# [Data records]

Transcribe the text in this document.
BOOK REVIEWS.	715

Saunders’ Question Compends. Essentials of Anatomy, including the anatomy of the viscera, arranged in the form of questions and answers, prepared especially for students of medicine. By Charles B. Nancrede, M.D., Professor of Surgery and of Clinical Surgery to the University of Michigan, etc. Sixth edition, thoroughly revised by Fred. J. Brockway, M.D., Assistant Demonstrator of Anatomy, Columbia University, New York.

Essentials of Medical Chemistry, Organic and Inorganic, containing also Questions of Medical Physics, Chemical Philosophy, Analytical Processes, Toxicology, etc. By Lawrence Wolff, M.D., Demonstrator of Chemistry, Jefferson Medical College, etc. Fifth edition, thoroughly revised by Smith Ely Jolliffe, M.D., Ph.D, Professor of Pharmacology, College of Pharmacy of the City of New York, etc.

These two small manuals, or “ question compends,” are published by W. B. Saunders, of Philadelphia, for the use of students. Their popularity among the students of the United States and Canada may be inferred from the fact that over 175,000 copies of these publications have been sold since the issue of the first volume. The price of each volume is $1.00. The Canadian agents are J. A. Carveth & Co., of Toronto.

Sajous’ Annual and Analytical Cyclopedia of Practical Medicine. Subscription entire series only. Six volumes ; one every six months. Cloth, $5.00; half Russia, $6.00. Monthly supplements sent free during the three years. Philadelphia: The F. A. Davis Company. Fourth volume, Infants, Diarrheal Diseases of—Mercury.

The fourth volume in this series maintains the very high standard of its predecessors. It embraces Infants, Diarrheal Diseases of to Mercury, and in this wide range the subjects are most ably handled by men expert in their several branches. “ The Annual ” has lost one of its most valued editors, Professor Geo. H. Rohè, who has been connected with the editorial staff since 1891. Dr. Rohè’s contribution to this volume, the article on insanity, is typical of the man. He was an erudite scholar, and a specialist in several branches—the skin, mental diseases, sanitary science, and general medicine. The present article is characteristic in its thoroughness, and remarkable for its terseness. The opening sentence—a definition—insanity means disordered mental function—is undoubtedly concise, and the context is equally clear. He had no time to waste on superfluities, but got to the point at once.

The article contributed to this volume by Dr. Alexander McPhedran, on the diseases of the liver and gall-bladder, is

# [Exercise instructions]
Each line that holds the word "Philadelphia" is to be copied.

# [Exercise result]
These two small manuals, or “ question compends,” are published by W. B. Saunders, of Philadelphia, for the use of students. Their popularity among the students of the United States and Canada may be inferred from the fact that over 175,000 copies of these publications have been sold since the issue of the first volume. The price of each volume is $1.00. The Canadian agents are J. A. Carveth & Co., of Toronto.
Sajous’ Annual and Analytical Cyclopedia of Practical Medicine. Subscription entire series only. Six volumes ; one every six months. Cloth, $5.00; half Russia, $6.00. Monthly supplements sent free during the three years. Philadelphia: The F. A. Davis Company. Fourth volume, Infants, Diarrheal Diseases of—Mercury.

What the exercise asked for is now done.